Objective
Find the lines holding the string "Порядка" in the data, then copy all of them.

Given entries

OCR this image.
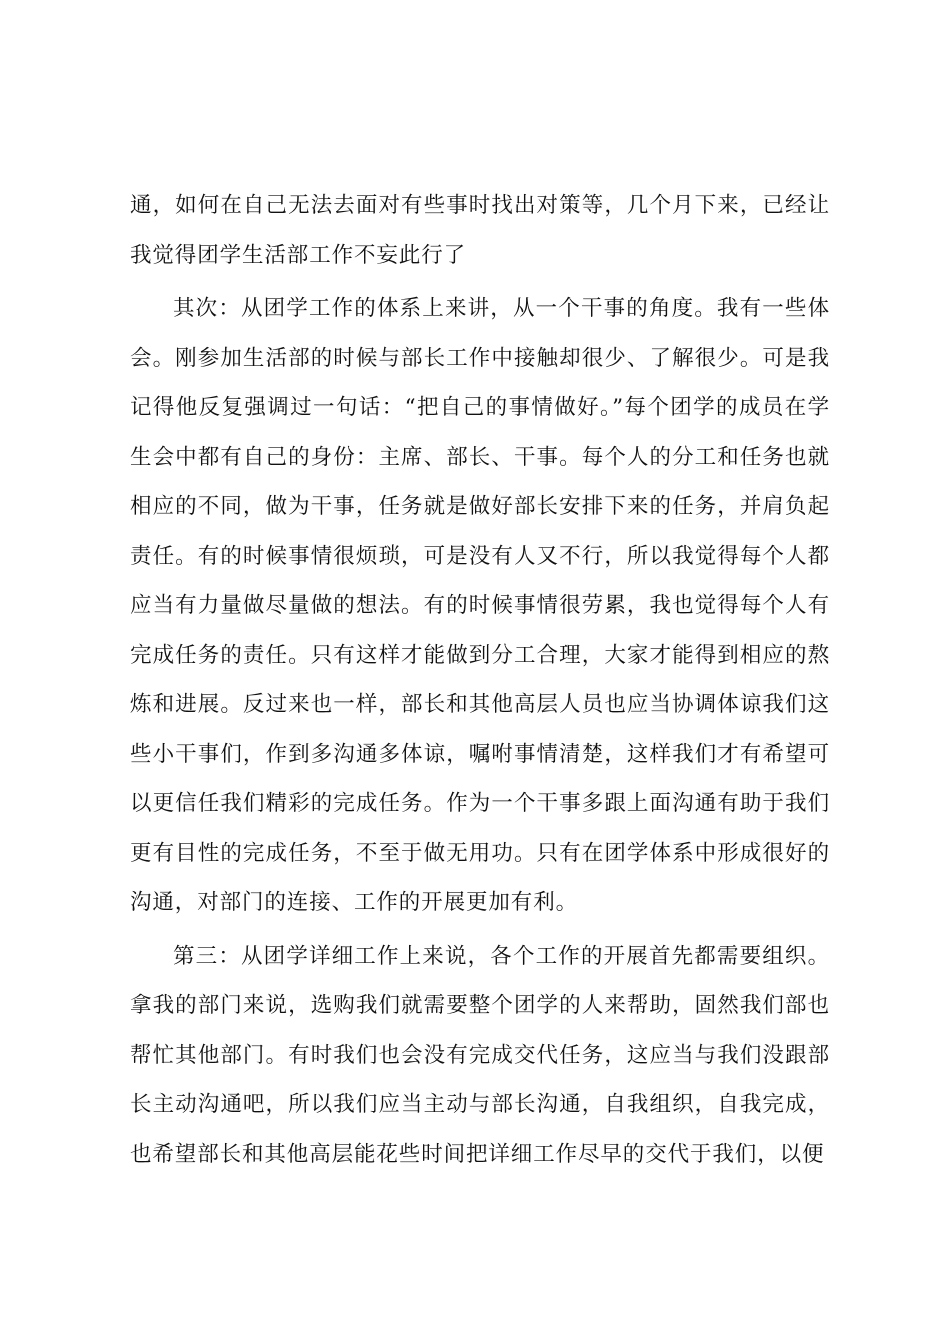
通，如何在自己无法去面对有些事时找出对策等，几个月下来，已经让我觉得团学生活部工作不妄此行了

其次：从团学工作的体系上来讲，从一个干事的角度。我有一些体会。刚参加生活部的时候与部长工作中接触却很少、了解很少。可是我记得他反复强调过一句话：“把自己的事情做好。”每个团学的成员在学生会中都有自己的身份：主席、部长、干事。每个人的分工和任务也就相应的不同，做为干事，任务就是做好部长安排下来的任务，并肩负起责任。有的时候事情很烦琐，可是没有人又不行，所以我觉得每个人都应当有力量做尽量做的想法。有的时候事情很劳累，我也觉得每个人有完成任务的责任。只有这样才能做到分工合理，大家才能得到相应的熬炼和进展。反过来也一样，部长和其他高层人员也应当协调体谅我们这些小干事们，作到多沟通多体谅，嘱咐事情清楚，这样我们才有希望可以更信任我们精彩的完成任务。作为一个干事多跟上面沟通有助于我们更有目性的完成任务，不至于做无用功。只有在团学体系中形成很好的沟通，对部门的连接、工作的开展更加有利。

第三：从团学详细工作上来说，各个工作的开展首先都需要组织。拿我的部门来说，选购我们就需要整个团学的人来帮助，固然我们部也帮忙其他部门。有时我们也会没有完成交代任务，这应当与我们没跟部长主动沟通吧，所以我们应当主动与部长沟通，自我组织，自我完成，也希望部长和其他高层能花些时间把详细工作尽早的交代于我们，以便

* * *

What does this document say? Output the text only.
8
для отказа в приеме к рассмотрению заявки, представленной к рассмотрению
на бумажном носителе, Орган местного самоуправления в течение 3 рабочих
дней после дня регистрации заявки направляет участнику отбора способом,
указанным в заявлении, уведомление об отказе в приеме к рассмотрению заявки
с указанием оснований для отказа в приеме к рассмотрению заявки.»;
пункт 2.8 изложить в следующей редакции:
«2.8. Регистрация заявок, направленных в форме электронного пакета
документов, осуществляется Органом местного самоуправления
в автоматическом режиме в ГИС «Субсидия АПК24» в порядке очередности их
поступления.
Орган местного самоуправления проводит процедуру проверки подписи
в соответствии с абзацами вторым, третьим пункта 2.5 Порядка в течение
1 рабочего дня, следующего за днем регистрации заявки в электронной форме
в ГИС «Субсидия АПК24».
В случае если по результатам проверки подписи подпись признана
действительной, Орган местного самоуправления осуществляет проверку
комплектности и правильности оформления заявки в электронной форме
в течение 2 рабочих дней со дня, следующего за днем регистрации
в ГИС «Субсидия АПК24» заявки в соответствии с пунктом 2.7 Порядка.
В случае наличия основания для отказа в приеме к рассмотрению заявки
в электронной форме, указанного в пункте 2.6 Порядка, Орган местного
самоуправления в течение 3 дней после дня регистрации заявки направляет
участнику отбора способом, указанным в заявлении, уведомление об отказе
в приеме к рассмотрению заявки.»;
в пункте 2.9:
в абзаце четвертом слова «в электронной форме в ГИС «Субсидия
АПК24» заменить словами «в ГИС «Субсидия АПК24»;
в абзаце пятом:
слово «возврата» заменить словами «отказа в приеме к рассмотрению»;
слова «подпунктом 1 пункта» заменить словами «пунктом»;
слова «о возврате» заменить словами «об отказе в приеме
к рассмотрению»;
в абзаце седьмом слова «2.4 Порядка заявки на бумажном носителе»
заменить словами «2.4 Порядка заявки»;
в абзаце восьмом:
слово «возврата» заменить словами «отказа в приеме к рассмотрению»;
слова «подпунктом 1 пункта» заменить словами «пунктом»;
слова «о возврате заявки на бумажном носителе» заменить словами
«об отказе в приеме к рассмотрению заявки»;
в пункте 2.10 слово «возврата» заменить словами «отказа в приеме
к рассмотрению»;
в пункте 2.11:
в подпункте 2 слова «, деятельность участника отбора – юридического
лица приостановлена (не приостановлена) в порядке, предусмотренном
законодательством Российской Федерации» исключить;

Solution to the problem
в соответствии с абзацами вторым, третьим пункта 2.5 Порядка в течение
в ГИС «Субсидия АПК24» заявки в соответствии с пунктом 2.7 Порядка.
в электронной форме, указанного в пункте 2.6 Порядка, Орган местного
в абзаце седьмом слова «2.4 Порядка заявки на бумажном носителе»
заменить словами «2.4 Порядка заявки»;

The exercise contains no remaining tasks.